--- Data lines ---

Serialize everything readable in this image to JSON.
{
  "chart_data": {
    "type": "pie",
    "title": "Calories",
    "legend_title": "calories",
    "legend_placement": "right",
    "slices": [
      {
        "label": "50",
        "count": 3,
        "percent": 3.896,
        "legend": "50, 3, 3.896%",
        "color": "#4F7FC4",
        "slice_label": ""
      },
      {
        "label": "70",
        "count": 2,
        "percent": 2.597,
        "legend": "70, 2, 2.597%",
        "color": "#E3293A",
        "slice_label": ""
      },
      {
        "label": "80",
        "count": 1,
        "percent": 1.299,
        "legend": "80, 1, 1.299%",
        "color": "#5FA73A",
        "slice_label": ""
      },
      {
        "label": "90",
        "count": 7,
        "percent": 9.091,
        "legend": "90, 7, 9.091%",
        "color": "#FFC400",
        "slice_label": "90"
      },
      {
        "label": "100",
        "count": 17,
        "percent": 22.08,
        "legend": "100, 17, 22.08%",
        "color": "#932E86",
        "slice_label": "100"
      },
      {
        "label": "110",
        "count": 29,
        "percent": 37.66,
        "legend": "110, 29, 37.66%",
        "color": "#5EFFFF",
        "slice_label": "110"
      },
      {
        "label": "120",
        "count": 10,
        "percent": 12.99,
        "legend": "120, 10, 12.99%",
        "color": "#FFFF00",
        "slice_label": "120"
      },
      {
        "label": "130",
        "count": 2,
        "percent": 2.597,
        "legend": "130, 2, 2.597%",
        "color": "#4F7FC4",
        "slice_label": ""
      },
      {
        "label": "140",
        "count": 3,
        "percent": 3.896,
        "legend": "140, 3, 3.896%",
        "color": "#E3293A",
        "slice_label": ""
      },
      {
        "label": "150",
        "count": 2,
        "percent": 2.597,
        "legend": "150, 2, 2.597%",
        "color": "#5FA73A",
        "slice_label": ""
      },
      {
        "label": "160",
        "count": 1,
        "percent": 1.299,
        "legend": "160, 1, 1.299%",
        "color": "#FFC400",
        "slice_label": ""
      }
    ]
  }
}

---
--- Data lines ---

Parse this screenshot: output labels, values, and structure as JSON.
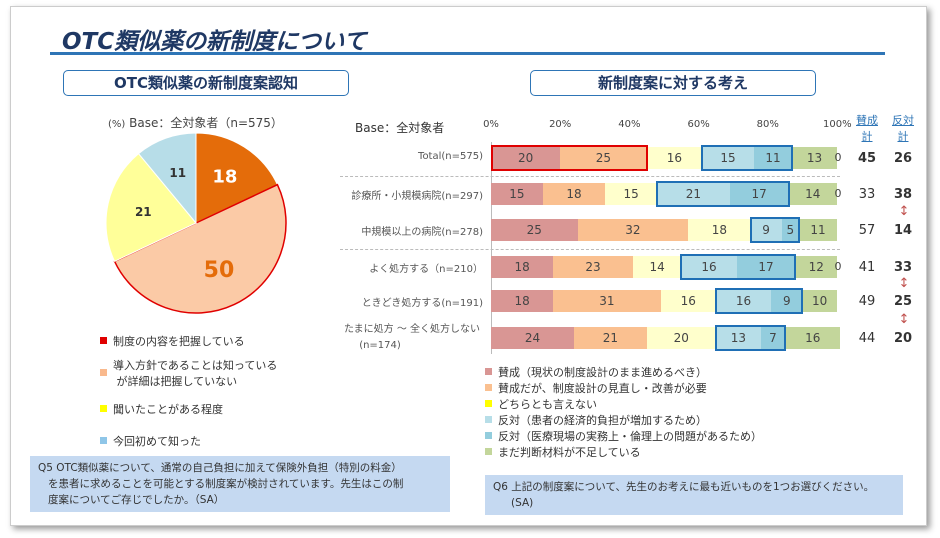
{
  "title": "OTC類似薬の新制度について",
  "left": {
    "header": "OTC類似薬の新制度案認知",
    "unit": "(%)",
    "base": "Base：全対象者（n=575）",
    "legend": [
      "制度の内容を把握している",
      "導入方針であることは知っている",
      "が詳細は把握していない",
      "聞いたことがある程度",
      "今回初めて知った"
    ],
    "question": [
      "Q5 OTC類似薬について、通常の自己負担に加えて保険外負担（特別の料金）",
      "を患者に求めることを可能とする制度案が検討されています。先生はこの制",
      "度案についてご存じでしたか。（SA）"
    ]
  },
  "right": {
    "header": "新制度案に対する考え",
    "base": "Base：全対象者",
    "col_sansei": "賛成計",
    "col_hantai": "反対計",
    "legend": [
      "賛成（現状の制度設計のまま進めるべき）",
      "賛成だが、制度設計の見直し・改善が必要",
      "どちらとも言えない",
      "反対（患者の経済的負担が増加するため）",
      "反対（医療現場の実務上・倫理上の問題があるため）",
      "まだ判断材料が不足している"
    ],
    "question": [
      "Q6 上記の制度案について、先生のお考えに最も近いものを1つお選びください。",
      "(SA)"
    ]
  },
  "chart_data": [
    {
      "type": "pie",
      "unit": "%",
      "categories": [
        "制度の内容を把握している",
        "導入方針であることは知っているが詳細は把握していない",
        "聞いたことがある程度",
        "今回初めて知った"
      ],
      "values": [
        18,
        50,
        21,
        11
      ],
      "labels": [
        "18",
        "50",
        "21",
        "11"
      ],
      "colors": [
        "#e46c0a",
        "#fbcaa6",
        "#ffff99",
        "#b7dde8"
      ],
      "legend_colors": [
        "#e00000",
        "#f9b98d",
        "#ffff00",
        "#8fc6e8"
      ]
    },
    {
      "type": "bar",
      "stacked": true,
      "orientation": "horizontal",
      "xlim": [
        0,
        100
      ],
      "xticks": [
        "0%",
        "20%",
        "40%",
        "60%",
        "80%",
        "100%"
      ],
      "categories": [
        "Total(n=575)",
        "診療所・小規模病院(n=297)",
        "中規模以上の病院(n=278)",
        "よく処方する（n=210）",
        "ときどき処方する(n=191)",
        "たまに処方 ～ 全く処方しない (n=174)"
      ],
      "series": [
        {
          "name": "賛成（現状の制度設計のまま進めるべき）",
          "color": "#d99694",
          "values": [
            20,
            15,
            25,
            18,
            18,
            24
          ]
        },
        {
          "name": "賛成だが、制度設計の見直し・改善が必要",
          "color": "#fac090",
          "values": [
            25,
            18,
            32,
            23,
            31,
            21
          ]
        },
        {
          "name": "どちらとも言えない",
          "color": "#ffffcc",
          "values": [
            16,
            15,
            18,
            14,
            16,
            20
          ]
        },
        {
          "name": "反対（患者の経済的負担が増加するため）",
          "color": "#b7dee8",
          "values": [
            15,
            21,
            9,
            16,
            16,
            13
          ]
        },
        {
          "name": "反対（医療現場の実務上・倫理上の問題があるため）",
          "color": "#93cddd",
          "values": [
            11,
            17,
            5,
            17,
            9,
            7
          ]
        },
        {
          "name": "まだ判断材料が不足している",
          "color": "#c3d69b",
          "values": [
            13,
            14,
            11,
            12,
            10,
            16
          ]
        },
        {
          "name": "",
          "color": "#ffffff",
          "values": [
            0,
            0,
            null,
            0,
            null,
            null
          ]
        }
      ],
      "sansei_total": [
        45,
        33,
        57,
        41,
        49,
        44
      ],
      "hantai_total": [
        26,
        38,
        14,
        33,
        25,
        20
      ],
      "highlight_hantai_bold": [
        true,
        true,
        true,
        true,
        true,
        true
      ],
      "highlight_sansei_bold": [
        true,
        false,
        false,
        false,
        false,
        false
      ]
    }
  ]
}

---

▸ To do
Wherever the string "JSON" appears in the entries above, list that line.

▸ Exercise solution
Serialize everything readable in this image to JSON.
Parse this screenshot: output labels, values, and structure as JSON.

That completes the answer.